**RECORDED INFORMATION**
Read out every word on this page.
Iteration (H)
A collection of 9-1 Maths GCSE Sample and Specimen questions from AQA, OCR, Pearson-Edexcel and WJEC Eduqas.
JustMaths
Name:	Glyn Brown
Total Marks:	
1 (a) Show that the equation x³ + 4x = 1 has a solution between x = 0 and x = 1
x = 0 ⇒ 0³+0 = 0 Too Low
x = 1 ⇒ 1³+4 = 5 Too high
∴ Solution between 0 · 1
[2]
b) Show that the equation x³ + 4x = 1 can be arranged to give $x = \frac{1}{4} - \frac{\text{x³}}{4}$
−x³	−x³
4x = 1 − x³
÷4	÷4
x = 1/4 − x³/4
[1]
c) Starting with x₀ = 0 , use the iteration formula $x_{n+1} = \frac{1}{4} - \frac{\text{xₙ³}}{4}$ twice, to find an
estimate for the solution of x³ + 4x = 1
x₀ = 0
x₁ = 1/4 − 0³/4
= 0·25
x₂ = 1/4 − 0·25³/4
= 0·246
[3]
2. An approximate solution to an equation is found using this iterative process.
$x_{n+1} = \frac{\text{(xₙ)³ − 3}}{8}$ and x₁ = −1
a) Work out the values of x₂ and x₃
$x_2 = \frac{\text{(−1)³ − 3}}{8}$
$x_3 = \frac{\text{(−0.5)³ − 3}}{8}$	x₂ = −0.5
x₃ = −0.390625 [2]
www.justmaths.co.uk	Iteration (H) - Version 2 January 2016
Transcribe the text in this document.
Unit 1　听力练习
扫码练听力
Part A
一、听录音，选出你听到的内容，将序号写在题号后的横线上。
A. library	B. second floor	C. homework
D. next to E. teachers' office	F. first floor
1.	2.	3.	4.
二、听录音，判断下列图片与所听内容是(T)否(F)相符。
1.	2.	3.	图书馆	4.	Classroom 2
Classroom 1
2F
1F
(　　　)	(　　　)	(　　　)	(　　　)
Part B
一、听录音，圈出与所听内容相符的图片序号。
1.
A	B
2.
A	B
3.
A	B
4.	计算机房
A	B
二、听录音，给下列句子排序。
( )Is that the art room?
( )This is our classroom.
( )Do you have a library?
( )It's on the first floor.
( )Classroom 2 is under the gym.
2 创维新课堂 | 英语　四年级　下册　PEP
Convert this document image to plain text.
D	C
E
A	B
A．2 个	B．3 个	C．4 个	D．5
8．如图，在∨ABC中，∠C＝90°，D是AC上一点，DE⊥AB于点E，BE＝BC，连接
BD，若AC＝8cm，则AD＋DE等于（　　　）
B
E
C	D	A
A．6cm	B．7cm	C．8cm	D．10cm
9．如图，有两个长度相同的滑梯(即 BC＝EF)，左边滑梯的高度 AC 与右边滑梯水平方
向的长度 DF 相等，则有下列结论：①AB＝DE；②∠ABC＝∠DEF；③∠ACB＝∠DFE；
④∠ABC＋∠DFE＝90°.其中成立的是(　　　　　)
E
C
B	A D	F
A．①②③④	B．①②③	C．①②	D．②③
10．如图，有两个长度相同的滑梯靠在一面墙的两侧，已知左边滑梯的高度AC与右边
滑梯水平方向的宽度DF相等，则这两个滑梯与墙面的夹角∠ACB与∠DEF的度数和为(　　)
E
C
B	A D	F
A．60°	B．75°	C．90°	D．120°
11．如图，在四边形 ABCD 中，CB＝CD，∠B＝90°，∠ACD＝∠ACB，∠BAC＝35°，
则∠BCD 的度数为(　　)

**DIRECTIONS**
Hand back the material above in full, exactly as written.

**TASK RESULT**
Read out every word on this page.
Iteration (H)
A collection of 9-1 Maths GCSE Sample and Specimen questions from AQA, OCR, Pearson-Edexcel and WJEC Eduqas.
JustMaths
Name:	Glyn Brown
Total Marks:	
1 (a) Show that the equation x³ + 4x = 1 has a solution between x = 0 and x = 1
x = 0 ⇒ 0³+0 = 0 Too Low
x = 1 ⇒ 1³+4 = 5 Too high
∴ Solution between 0 · 1
[2]
b) Show that the equation x³ + 4x = 1 can be arranged to give $x = \frac{1}{4} - \frac{\text{x³}}{4}$
−x³	−x³
4x = 1 − x³
÷4	÷4
x = 1/4 − x³/4
[1]
c) Starting with x₀ = 0 , use the iteration formula $x_{n+1} = \frac{1}{4} - \frac{\text{xₙ³}}{4}$ twice, to find an
estimate for the solution of x³ + 4x = 1
x₀ = 0
x₁ = 1/4 − 0³/4
= 0·25
x₂ = 1/4 − 0·25³/4
= 0·246
[3]
2. An approximate solution to an equation is found using this iterative process.
$x_{n+1} = \frac{\text{(xₙ)³ − 3}}{8}$ and x₁ = −1
a) Work out the values of x₂ and x₃
$x_2 = \frac{\text{(−1)³ − 3}}{8}$
$x_3 = \frac{\text{(−0.5)³ − 3}}{8}$	x₂ = −0.5
x₃ = −0.390625 [2]
www.justmaths.co.uk	Iteration (H) - Version 2 January 2016
Transcribe the text in this document.
Unit 1　听力练习
扫码练听力
Part A
一、听录音，选出你听到的内容，将序号写在题号后的横线上。
A. library	B. second floor	C. homework
D. next to E. teachers' office	F. first floor
1.	2.	3.	4.
二、听录音，判断下列图片与所听内容是(T)否(F)相符。
1.	2.	3.	图书馆	4.	Classroom 2
Classroom 1
2F
1F
(　　　)	(　　　)	(　　　)	(　　　)
Part B
一、听录音，圈出与所听内容相符的图片序号。
1.
A	B
2.
A	B
3.
A	B
4.	计算机房
A	B
二、听录音，给下列句子排序。
( )Is that the art room?
( )This is our classroom.
( )Do you have a library?
( )It's on the first floor.
( )Classroom 2 is under the gym.
2 创维新课堂 | 英语　四年级　下册　PEP
Convert this document image to plain text.
D	C
E
A	B
A．2 个	B．3 个	C．4 个	D．5
8．如图，在∨ABC中，∠C＝90°，D是AC上一点，DE⊥AB于点E，BE＝BC，连接
BD，若AC＝8cm，则AD＋DE等于（　　　）
B
E
C	D	A
A．6cm	B．7cm	C．8cm	D．10cm
9．如图，有两个长度相同的滑梯(即 BC＝EF)，左边滑梯的高度 AC 与右边滑梯水平方
向的长度 DF 相等，则有下列结论：①AB＝DE；②∠ABC＝∠DEF；③∠ACB＝∠DFE；
④∠ABC＋∠DFE＝90°.其中成立的是(　　　　　)
E
C
B	A D	F
A．①②③④	B．①②③	C．①②	D．②③
10．如图，有两个长度相同的滑梯靠在一面墙的两侧，已知左边滑梯的高度AC与右边
滑梯水平方向的宽度DF相等，则这两个滑梯与墙面的夹角∠ACB与∠DEF的度数和为(　　)
E
C
B	A D	F
A．60°	B．75°	C．90°	D．120°
11．如图，在四边形 ABCD 中，CB＝CD，∠B＝90°，∠ACD＝∠ACB，∠BAC＝35°，
则∠BCD 的度数为(　　)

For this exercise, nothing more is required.